* START *

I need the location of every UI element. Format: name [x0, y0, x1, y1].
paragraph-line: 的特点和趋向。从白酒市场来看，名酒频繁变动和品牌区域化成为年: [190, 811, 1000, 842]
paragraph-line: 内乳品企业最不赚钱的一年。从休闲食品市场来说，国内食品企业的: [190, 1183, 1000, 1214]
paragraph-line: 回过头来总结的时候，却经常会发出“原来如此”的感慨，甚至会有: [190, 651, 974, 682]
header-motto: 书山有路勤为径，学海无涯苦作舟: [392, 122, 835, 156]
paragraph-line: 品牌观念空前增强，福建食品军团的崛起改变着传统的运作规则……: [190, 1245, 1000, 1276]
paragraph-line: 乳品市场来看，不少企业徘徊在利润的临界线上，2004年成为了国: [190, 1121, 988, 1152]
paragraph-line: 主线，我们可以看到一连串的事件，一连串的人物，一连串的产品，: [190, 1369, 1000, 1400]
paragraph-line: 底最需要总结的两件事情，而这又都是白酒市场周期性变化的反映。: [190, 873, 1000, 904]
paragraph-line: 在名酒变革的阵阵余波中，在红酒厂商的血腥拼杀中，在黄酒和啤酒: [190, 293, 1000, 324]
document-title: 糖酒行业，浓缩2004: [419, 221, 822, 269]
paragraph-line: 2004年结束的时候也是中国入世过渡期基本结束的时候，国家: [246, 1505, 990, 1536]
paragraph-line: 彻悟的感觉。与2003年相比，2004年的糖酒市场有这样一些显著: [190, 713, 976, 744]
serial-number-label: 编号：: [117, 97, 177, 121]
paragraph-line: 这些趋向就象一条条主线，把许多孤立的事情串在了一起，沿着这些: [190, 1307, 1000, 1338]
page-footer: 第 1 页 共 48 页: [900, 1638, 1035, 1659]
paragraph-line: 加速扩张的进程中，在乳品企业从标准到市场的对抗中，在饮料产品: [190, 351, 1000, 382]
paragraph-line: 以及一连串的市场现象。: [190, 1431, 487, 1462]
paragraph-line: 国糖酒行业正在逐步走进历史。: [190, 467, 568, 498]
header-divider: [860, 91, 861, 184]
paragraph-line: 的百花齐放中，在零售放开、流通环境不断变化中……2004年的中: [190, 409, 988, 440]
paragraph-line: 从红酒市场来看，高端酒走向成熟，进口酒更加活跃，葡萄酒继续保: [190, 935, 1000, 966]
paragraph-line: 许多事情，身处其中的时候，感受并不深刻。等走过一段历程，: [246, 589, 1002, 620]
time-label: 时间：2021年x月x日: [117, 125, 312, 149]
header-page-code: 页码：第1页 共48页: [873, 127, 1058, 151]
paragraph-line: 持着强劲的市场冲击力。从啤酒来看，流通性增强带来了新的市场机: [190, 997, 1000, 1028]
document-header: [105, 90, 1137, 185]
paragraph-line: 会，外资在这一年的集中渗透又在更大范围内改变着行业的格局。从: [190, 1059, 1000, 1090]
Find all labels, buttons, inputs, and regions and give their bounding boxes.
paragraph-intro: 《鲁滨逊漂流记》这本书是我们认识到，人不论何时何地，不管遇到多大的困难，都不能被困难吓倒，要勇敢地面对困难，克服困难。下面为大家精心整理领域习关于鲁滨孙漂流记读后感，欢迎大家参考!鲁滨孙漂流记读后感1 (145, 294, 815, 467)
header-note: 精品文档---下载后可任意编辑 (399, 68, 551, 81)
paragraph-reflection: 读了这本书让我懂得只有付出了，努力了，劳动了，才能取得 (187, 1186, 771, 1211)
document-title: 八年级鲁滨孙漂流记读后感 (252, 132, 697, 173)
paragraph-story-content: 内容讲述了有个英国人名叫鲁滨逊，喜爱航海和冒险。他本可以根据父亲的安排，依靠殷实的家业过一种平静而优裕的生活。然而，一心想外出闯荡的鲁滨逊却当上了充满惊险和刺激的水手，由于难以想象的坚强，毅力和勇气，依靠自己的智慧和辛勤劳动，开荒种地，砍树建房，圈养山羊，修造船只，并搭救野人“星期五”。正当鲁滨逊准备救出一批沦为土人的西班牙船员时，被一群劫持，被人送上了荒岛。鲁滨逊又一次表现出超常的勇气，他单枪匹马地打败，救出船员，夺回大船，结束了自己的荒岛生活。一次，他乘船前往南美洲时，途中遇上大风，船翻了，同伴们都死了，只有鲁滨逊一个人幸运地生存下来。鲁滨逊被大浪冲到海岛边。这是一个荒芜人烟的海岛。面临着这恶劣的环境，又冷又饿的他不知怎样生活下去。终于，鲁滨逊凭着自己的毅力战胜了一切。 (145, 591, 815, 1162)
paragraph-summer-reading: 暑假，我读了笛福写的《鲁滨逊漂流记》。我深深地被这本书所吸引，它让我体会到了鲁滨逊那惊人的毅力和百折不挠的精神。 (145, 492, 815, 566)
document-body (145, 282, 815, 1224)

* END *

§ **AIM OF THE EXERCISE**
Copy every line of the records above word for word, in the same order.

§ **EXPECTED OUTPUT**
I need the location of every UI element. Format: name [x0, y0, x1, y1].
paragraph-line: 的特点和趋向。从白酒市场来看，名酒频繁变动和品牌区域化成为年: [190, 811, 1000, 842]
paragraph-line: 内乳品企业最不赚钱的一年。从休闲食品市场来说，国内食品企业的: [190, 1183, 1000, 1214]
paragraph-line: 回过头来总结的时候，却经常会发出“原来如此”的感慨，甚至会有: [190, 651, 974, 682]
header-motto: 书山有路勤为径，学海无涯苦作舟: [392, 122, 835, 156]
paragraph-line: 品牌观念空前增强，福建食品军团的崛起改变着传统的运作规则……: [190, 1245, 1000, 1276]
paragraph-line: 乳品市场来看，不少企业徘徊在利润的临界线上，2004年成为了国: [190, 1121, 988, 1152]
paragraph-line: 主线，我们可以看到一连串的事件，一连串的人物，一连串的产品，: [190, 1369, 1000, 1400]
paragraph-line: 底最需要总结的两件事情，而这又都是白酒市场周期性变化的反映。: [190, 873, 1000, 904]
paragraph-line: 在名酒变革的阵阵余波中，在红酒厂商的血腥拼杀中，在黄酒和啤酒: [190, 293, 1000, 324]
document-title: 糖酒行业，浓缩2004: [419, 221, 822, 269]
paragraph-line: 2004年结束的时候也是中国入世过渡期基本结束的时候，国家: [246, 1505, 990, 1536]
paragraph-line: 彻悟的感觉。与2003年相比，2004年的糖酒市场有这样一些显著: [190, 713, 976, 744]
serial-number-label: 编号：: [117, 97, 177, 121]
paragraph-line: 这些趋向就象一条条主线，把许多孤立的事情串在了一起，沿着这些: [190, 1307, 1000, 1338]
page-footer: 第 1 页 共 48 页: [900, 1638, 1035, 1659]
paragraph-line: 加速扩张的进程中，在乳品企业从标准到市场的对抗中，在饮料产品: [190, 351, 1000, 382]
paragraph-line: 以及一连串的市场现象。: [190, 1431, 487, 1462]
paragraph-line: 国糖酒行业正在逐步走进历史。: [190, 467, 568, 498]
header-divider: [860, 91, 861, 184]
paragraph-line: 的百花齐放中，在零售放开、流通环境不断变化中……2004年的中: [190, 409, 988, 440]
paragraph-line: 从红酒市场来看，高端酒走向成熟，进口酒更加活跃，葡萄酒继续保: [190, 935, 1000, 966]
paragraph-line: 许多事情，身处其中的时候，感受并不深刻。等走过一段历程，: [246, 589, 1002, 620]
time-label: 时间：2021年x月x日: [117, 125, 312, 149]
header-page-code: 页码：第1页 共48页: [873, 127, 1058, 151]
paragraph-line: 持着强劲的市场冲击力。从啤酒来看，流通性增强带来了新的市场机: [190, 997, 1000, 1028]
document-header: [105, 90, 1137, 185]
paragraph-line: 会，外资在这一年的集中渗透又在更大范围内改变着行业的格局。从: [190, 1059, 1000, 1090]
Find all labels, buttons, inputs, and regions and give their bounding boxes.
paragraph-intro: 《鲁滨逊漂流记》这本书是我们认识到，人不论何时何地，不管遇到多大的困难，都不能被困难吓倒，要勇敢地面对困难，克服困难。下面为大家精心整理领域习关于鲁滨孙漂流记读后感，欢迎大家参考!鲁滨孙漂流记读后感1 (145, 294, 815, 467)
header-note: 精品文档---下载后可任意编辑 (399, 68, 551, 81)
paragraph-reflection: 读了这本书让我懂得只有付出了，努力了，劳动了，才能取得 (187, 1186, 771, 1211)
document-title: 八年级鲁滨孙漂流记读后感 (252, 132, 697, 173)
paragraph-story-content: 内容讲述了有个英国人名叫鲁滨逊，喜爱航海和冒险。他本可以根据父亲的安排，依靠殷实的家业过一种平静而优裕的生活。然而，一心想外出闯荡的鲁滨逊却当上了充满惊险和刺激的水手，由于难以想象的坚强，毅力和勇气，依靠自己的智慧和辛勤劳动，开荒种地，砍树建房，圈养山羊，修造船只，并搭救野人“星期五”。正当鲁滨逊准备救出一批沦为土人的西班牙船员时，被一群劫持，被人送上了荒岛。鲁滨逊又一次表现出超常的勇气，他单枪匹马地打败，救出船员，夺回大船，结束了自己的荒岛生活。一次，他乘船前往南美洲时，途中遇上大风，船翻了，同伴们都死了，只有鲁滨逊一个人幸运地生存下来。鲁滨逊被大浪冲到海岛边。这是一个荒芜人烟的海岛。面临着这恶劣的环境，又冷又饿的他不知怎样生活下去。终于，鲁滨逊凭着自己的毅力战胜了一切。 (145, 591, 815, 1162)
paragraph-summer-reading: 暑假，我读了笛福写的《鲁滨逊漂流记》。我深深地被这本书所吸引，它让我体会到了鲁滨逊那惊人的毅力和百折不挠的精神。 (145, 492, 815, 566)
document-body (145, 282, 815, 1224)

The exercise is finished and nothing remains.